* _Extract_:
Most remarkable amongst our human traits, is our innate sense of morals. Be it an outcome of eating from the fruit of the Tree of Knowledge or the result of complex processes of Darwinian evolution, latent in all of us is a sense of what is right and wrong. Tradition says that angels are automatons without free will. Real shame we can’t get them to do our laundry! We on the other hand can delight in our personal autonomy, yet have been given the tools to exercise it ethically.
At the Harvard Cognitive Evolution Laboratory, researchers conducted a study on moral sensitivity using 1500 subjects from diverse backgrounds and parts of the world – both people of faith and atheists, including those living in traditional societies like the Kuna Indians of Panama. Using questions posing complex ethical dilemmas, they found that between 90 to 97% of respondents gave exactly the same answer. When asked to justify their response, the vast majority failed to give a coherent answer. It was just plain instinct. They conclude by saying that “this study begins to provide empirical support for the idea that like other psychological faculties of the mind,.. we are endowed with a moral faculty that guides our intuitive judgments of right and wrong”. They nonetheless end by warning us that “our evolved intuitions do not necessarily give us the right or consistent answer to moral dilemmas. What was good for our ancestors may not be good for human beings as a whole today, let alone for our planet and all the other beings living on it... In this respect, it is important for us to be aware of the universal set of moral intuitions so that we can reflect on them, and if we choose, act contrary to them.”
And this, in a way, is somewhat similar to the approach that we as Progressive Jews take in forging our set of values. We look back at the principles through which our ancestors guided their lives, and either apply them or modify them according to the sensitivities of the world we live in today. It is not an easy process, it requires utmost sincerity and awareness, but without proper morals to guide our society, we are not too far away from our ape predecessors.

Extracted records
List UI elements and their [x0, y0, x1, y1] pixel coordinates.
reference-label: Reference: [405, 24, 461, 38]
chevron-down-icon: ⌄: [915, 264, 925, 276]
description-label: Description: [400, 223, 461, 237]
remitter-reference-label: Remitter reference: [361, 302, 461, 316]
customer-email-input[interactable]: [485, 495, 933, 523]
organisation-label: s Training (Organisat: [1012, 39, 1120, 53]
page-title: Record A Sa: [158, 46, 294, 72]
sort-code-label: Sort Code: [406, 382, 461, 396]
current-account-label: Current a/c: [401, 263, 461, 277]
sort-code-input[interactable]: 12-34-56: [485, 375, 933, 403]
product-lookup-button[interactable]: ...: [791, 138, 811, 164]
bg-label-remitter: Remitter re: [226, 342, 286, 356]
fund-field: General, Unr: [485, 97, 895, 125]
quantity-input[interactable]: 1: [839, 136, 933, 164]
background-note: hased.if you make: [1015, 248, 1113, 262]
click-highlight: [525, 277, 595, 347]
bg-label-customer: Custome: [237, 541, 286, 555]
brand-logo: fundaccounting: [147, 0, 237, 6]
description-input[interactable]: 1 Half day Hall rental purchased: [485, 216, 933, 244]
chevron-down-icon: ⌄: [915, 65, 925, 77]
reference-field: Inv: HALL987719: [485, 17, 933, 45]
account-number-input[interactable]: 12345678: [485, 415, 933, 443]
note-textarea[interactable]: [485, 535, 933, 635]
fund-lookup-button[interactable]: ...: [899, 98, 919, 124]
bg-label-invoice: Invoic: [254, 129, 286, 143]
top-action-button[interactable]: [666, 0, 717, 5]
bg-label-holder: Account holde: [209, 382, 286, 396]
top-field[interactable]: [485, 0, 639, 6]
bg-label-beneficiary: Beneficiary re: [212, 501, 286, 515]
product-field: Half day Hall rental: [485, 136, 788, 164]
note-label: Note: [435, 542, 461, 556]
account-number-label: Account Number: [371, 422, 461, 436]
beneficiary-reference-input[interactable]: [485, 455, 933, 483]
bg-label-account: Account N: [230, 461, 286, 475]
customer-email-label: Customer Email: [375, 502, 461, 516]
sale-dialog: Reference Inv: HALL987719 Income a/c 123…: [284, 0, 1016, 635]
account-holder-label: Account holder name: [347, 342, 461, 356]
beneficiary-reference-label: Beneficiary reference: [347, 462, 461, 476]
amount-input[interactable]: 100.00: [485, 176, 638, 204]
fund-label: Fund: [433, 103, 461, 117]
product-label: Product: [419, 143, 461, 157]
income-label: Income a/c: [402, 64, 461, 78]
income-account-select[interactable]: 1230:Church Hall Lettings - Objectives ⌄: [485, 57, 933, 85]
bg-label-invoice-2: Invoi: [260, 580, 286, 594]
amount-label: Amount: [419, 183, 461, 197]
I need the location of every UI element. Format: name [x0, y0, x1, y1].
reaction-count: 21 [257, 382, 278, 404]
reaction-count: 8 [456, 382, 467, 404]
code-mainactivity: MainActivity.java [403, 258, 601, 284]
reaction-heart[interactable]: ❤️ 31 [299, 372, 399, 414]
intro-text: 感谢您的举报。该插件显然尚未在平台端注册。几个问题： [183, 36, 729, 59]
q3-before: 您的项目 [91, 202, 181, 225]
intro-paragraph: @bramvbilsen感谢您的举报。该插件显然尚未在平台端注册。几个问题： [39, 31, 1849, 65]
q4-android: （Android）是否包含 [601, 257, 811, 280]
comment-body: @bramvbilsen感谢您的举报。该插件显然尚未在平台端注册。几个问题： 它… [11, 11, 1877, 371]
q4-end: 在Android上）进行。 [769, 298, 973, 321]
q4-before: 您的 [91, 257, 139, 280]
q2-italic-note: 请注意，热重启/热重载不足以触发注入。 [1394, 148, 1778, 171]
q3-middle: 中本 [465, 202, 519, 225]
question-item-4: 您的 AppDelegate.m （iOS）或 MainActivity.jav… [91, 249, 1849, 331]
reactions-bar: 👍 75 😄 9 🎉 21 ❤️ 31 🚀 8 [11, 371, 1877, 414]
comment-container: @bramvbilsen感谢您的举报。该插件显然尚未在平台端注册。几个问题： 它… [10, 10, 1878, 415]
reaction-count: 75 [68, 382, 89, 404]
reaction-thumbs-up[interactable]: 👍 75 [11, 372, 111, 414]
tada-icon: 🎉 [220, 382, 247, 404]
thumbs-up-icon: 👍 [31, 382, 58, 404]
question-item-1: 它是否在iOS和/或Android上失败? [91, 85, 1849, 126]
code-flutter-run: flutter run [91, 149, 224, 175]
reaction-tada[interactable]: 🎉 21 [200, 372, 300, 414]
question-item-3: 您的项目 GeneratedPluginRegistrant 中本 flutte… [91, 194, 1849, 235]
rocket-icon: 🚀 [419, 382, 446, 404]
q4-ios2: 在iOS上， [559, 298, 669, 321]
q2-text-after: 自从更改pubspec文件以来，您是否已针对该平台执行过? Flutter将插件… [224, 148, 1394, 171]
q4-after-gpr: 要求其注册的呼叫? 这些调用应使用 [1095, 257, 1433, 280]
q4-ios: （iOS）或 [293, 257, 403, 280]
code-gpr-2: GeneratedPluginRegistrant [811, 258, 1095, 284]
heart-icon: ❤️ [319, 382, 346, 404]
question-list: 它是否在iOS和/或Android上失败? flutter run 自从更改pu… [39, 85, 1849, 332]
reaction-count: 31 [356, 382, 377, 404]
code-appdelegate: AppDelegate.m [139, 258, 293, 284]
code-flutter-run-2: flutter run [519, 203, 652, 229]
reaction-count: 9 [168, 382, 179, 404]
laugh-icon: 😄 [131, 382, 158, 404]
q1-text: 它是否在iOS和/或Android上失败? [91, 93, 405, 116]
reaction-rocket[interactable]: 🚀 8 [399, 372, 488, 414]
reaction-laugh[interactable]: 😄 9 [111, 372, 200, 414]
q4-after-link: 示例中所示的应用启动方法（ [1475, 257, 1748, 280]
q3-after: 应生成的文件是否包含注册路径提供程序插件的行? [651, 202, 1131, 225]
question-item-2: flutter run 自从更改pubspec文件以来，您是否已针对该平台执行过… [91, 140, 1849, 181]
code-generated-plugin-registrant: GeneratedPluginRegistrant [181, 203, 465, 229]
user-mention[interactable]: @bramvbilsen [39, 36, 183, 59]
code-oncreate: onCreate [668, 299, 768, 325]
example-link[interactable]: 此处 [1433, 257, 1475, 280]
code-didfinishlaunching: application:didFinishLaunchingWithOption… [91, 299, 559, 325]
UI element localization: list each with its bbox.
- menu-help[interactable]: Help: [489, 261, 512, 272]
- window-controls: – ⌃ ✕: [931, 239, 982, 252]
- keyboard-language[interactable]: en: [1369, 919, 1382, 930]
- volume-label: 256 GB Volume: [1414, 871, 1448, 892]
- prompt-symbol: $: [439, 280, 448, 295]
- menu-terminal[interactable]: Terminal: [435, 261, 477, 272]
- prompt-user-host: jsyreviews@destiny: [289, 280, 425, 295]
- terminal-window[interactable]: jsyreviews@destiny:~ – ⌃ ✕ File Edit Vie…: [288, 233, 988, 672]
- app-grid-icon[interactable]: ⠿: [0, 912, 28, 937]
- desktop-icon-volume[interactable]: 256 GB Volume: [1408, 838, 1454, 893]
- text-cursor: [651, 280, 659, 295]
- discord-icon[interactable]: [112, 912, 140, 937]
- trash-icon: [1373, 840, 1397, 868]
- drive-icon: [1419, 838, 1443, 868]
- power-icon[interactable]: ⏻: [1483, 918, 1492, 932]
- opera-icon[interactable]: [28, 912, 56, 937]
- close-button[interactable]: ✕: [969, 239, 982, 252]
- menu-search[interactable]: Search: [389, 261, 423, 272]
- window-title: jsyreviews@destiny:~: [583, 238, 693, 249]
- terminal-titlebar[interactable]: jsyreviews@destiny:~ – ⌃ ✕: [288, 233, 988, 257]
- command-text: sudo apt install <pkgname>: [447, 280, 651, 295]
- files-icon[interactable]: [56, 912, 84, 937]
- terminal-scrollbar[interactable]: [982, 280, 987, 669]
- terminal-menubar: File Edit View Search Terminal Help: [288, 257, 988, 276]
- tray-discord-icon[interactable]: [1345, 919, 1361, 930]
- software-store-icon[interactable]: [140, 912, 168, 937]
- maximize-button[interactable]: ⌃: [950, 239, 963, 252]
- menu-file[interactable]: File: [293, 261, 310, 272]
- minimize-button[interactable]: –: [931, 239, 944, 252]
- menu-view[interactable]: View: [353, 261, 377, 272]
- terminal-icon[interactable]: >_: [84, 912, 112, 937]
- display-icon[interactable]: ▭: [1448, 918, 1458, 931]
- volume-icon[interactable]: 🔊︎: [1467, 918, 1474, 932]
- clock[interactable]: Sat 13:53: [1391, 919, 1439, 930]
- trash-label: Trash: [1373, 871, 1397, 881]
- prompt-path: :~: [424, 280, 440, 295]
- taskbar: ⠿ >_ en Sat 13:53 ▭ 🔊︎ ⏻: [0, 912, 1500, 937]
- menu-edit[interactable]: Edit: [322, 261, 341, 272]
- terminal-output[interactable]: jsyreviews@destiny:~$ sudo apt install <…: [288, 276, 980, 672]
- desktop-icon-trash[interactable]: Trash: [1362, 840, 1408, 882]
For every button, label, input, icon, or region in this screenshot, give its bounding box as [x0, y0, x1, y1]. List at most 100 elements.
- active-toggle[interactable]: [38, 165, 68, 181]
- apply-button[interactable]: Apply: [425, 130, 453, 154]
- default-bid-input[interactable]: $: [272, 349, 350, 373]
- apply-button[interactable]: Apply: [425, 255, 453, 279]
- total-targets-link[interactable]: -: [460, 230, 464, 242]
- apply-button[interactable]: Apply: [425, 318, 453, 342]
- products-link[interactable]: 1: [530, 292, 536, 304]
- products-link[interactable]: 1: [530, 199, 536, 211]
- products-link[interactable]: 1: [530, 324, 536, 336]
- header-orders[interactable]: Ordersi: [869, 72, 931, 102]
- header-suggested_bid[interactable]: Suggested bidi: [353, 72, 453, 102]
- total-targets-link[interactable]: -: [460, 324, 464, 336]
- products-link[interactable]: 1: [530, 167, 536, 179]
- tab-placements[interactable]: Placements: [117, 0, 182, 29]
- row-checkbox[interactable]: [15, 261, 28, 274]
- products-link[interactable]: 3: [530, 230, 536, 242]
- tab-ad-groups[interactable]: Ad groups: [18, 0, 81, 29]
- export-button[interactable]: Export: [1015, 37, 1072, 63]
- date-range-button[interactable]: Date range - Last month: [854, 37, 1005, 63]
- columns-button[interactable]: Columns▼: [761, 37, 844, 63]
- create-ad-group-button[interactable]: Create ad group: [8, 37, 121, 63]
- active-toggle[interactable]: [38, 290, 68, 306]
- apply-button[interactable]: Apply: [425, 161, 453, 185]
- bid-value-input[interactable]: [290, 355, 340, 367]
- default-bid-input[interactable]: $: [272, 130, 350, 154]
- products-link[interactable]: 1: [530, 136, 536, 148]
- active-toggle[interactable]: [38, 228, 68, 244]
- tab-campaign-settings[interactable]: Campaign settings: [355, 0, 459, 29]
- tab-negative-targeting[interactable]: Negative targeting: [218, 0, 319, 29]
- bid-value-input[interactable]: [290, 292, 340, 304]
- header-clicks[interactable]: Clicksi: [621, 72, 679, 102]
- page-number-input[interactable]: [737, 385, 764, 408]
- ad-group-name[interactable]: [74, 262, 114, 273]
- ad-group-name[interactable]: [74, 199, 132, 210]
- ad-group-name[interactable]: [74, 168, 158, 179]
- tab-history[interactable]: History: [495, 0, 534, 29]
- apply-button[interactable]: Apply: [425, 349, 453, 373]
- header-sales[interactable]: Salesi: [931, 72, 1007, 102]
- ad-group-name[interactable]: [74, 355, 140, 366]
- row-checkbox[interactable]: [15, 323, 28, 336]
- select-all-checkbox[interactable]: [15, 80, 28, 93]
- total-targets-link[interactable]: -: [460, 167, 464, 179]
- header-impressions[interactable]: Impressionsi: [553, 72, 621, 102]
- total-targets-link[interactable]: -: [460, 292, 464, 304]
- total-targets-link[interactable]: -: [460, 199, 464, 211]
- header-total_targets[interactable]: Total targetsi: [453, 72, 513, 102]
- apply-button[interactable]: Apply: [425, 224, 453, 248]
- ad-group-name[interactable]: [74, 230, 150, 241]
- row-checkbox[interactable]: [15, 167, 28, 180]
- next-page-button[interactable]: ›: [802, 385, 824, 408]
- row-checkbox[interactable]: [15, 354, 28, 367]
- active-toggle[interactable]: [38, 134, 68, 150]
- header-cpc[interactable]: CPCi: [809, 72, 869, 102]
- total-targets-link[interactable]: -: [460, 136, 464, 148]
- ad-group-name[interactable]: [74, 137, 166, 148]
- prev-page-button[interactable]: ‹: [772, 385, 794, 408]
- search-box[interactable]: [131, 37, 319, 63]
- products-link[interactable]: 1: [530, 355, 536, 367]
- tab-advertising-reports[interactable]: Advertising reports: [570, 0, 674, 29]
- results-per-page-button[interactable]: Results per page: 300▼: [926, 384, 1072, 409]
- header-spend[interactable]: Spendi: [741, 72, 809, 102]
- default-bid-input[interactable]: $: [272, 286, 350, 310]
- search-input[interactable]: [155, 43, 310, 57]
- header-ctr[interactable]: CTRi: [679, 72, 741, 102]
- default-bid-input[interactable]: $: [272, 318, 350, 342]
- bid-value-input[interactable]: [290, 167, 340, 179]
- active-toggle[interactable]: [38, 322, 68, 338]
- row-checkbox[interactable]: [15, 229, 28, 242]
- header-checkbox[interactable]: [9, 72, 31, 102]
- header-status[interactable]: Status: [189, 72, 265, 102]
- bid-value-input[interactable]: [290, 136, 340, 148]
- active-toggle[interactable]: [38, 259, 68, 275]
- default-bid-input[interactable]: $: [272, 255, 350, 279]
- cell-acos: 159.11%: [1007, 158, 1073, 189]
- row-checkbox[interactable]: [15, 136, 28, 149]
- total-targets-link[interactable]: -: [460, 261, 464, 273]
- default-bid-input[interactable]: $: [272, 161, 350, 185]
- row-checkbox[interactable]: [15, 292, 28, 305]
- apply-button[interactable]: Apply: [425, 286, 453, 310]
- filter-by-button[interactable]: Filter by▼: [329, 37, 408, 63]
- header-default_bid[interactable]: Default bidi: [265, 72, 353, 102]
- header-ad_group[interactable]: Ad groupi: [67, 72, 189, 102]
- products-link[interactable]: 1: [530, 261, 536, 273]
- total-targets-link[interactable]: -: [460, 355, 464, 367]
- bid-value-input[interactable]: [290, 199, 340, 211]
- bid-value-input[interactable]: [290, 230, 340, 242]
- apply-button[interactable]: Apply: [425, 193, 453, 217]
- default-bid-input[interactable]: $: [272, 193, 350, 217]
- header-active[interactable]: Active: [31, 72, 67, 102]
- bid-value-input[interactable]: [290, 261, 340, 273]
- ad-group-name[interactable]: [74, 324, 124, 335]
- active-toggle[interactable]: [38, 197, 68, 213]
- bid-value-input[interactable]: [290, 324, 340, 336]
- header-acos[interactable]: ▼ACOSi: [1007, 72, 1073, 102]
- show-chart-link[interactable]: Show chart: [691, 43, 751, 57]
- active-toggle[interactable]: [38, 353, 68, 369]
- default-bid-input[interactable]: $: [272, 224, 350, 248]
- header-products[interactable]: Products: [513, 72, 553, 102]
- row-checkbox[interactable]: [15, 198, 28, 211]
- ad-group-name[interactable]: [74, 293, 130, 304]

* _Requests_:
(a) Please summarize the essay on our innate moral sense in three sentences.
(b) Carry the essay on our innate moral sense forward from its final sentence.

* _Responses per task_:
(a) Humans carry a latent sense of right and wrong, and unlike angels, who by tradition lack free will, we have autonomy along with the tools to use it ethically. A Harvard Cognitive Evolution Laboratory study of 1,500 people from diverse backgrounds found that 90 to 97% gave the same answer to complex ethical dilemmas, mostly by instinct. The researchers warned that these evolved intuitions may not give right or consistent answers, and Progressive Jews likewise look back at their ancestors' principles and either apply or modify them to suit today's world.

(b)
Another one of our invaluable characteristics as humans is that we are social by nature. We utilise advanced systems of communication for our self-expression and to exchange ideas. We create complex social and family institutions and organise into collectives. But most importantly, we are drawn to care for and ensure the well-being of others. As Albert Einstein so eloquently put it:
Strange is our situation here upon earth. Each of us comes for a
short visit, not knowing why, yet sometimes seeming to divine a
purpose. From the standpoint of daily life, however, there is one
thing we do know: that we are here for the sake of others; above
all, for those upon whose smile and well-being our own happiness
depends; and also for the countless unknown souls with whose fate
we are connected by a bond of sympathy.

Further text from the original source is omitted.